**Exercise task**
Every line that includes the word "content" is to be listed.

**Listed records**
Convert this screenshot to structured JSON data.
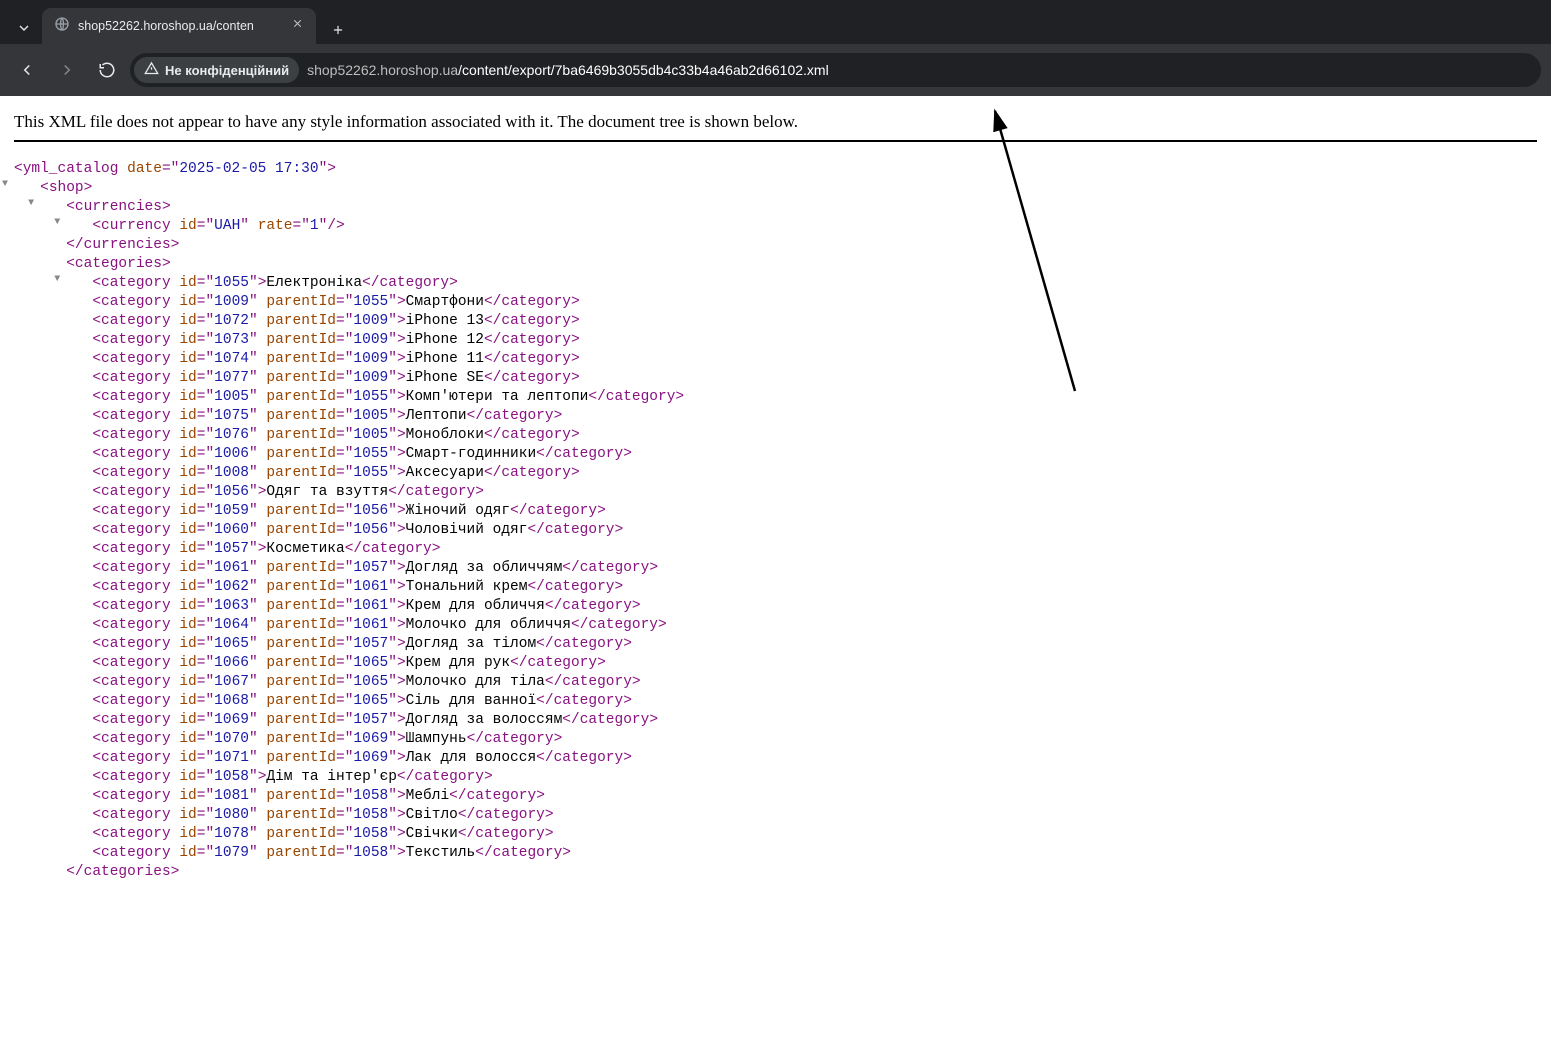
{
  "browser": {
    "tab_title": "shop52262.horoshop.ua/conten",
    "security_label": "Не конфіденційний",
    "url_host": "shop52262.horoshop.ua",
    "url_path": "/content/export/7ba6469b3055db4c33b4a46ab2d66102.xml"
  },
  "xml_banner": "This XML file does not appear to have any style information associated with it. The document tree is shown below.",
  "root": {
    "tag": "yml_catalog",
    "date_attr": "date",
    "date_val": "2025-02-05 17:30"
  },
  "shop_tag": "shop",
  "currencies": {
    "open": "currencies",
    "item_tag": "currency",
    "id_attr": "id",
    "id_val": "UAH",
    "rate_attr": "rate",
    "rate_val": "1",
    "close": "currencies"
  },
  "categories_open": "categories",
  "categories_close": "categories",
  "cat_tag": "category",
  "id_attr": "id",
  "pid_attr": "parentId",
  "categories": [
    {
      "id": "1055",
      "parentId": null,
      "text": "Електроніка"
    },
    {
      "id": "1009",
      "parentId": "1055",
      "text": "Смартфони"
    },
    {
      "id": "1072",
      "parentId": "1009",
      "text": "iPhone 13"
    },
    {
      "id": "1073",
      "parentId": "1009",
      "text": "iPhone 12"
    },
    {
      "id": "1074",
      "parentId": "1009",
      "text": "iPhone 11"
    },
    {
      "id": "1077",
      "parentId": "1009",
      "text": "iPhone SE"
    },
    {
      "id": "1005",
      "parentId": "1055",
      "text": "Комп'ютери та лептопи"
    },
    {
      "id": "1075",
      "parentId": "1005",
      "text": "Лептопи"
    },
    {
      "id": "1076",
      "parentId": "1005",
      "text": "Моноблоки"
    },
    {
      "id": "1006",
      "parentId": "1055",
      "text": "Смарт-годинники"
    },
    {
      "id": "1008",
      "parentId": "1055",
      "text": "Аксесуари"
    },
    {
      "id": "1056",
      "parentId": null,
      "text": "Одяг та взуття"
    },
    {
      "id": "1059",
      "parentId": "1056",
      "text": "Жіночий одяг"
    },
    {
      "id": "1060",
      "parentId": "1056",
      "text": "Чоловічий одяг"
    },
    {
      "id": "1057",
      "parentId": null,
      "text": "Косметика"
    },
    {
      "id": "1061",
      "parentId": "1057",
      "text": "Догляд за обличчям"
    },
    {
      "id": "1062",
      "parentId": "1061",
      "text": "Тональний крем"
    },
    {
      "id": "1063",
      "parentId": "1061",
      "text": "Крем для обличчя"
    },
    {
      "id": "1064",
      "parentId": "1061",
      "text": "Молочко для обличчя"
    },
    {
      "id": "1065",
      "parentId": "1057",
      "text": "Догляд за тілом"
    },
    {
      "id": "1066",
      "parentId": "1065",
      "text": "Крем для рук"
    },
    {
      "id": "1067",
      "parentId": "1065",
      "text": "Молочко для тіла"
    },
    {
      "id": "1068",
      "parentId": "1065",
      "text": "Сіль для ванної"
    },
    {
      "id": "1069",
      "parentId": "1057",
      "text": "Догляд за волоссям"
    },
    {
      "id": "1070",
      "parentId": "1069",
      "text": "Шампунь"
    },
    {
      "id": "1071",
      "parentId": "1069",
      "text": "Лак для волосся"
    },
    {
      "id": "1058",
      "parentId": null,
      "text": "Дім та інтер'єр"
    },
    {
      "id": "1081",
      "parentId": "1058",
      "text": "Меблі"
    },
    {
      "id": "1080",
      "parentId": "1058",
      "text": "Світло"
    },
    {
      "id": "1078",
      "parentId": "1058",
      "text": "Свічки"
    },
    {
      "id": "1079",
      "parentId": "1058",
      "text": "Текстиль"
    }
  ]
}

* * *

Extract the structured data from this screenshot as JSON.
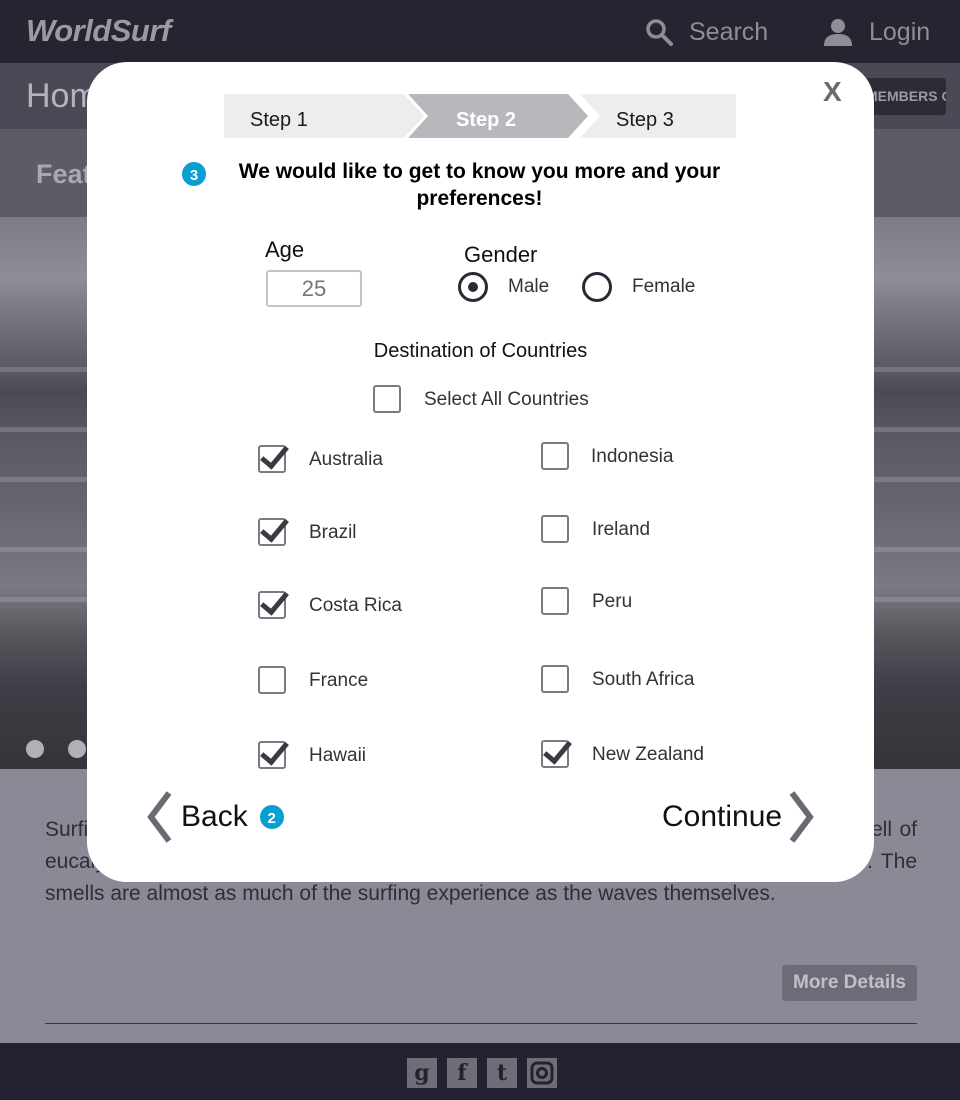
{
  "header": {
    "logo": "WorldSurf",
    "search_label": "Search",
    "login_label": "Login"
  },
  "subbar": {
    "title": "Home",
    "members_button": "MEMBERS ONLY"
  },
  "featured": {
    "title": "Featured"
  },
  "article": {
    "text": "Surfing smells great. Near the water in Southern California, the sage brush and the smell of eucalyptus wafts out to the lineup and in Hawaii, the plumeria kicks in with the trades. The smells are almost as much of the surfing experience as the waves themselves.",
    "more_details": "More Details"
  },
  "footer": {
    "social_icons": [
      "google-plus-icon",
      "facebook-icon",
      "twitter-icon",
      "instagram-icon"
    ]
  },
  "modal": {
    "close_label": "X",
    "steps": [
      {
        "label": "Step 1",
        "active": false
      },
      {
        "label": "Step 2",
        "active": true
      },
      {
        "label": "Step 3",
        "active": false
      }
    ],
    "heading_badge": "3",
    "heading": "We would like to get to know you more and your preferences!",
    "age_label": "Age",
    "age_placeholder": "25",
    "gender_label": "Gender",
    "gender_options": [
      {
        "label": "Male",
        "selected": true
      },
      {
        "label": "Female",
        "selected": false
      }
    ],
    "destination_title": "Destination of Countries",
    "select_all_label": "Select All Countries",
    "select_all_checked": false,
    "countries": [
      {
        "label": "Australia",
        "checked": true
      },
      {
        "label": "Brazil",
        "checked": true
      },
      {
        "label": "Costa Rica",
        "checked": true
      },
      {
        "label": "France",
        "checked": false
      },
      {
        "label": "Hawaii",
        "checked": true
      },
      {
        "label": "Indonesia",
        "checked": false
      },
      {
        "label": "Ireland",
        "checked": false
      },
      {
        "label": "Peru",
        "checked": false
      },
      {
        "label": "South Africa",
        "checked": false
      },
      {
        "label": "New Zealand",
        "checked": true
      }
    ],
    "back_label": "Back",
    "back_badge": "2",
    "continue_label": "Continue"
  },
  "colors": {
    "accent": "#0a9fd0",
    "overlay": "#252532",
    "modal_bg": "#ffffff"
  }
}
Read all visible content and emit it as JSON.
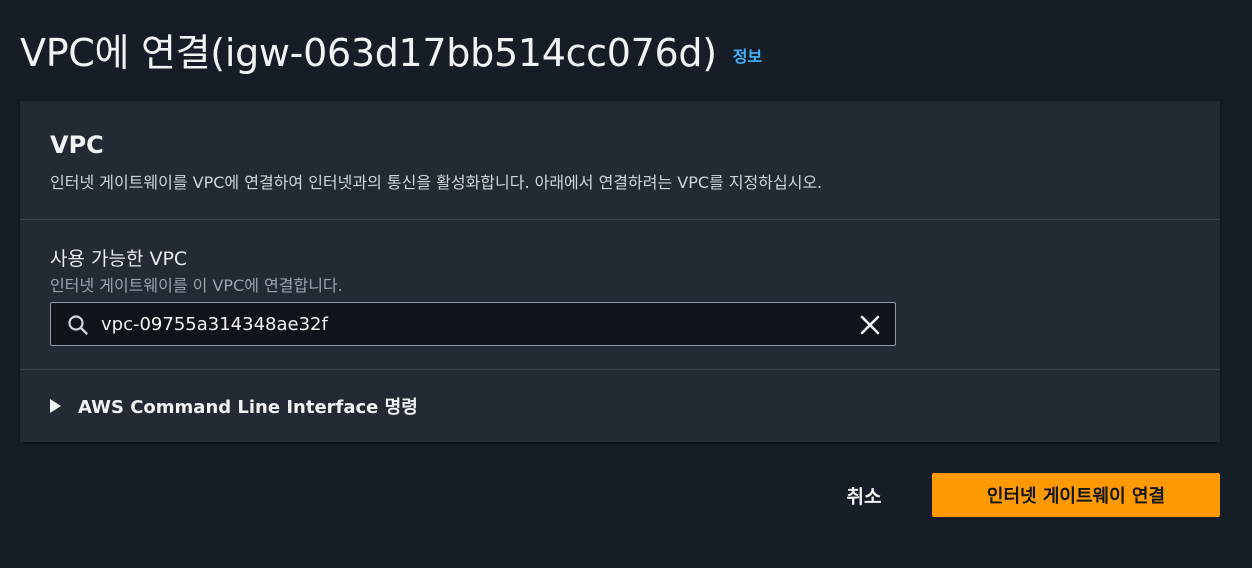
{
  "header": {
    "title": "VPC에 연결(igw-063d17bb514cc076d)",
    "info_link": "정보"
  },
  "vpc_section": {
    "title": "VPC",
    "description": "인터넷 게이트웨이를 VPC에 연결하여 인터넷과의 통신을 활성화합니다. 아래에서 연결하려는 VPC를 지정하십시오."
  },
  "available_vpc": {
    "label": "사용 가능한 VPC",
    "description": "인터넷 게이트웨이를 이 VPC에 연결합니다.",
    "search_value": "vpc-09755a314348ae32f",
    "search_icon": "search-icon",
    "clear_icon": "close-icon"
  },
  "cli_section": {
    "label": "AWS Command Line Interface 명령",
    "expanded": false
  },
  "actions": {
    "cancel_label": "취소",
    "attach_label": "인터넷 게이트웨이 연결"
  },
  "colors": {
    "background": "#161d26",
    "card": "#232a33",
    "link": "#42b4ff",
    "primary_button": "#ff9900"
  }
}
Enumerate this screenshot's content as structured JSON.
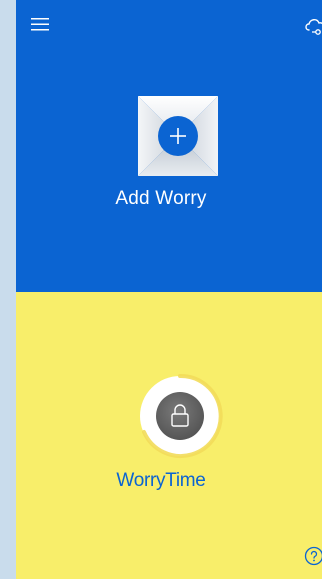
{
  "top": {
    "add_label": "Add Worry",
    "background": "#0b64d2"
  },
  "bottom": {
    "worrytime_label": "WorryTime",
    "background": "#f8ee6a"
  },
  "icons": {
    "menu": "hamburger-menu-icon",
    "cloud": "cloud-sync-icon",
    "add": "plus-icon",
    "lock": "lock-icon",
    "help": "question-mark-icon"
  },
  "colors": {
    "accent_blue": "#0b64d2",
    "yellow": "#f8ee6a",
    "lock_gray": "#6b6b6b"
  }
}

...

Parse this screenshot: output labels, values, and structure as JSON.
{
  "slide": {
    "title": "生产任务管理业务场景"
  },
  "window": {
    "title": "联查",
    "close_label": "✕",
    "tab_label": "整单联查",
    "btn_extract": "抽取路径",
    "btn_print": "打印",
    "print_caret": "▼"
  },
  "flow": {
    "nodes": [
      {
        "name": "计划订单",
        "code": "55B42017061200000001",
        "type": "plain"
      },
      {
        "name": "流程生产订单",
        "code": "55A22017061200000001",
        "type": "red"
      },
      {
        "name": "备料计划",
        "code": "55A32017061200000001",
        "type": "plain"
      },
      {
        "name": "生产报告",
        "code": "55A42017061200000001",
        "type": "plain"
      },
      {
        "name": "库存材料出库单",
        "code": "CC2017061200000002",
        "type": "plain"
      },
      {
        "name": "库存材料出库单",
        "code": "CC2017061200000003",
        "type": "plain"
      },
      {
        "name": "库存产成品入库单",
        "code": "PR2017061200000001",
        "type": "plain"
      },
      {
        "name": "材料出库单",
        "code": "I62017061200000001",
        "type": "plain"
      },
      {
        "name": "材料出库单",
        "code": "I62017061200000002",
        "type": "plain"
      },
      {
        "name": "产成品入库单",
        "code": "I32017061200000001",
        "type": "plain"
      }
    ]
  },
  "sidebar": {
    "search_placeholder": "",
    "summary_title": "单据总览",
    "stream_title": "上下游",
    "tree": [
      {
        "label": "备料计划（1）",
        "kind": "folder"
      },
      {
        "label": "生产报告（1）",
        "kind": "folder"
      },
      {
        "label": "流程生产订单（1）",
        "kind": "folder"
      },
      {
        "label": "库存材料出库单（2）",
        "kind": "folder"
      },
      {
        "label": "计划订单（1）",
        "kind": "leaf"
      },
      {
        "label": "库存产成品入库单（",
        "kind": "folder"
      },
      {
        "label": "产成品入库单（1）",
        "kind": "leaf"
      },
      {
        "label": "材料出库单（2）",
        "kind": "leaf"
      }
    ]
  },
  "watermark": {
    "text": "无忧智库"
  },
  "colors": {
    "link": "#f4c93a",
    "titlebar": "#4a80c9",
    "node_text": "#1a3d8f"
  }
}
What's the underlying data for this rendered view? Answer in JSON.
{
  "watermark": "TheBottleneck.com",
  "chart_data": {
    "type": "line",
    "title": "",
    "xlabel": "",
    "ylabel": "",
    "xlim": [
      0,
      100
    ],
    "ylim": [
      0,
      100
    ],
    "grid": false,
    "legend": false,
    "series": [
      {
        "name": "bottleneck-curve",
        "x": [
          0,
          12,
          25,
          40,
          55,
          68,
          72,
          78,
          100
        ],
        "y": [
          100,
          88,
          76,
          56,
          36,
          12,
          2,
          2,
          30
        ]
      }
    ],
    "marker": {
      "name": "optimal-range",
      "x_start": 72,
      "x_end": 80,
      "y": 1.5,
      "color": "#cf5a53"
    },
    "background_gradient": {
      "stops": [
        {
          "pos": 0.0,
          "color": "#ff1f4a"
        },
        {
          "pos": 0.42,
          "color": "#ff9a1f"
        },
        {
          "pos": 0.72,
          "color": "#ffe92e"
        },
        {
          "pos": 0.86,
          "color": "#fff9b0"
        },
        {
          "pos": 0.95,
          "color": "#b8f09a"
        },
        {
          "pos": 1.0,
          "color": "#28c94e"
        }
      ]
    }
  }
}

**Solution to the exercise**
    "url_path": "/content/export/7ba6469b3055db4c33b4a46ab2d66102.xml"
Read all visible content and emit it as JSON.
Enumerate this screenshot's content as structured JSON.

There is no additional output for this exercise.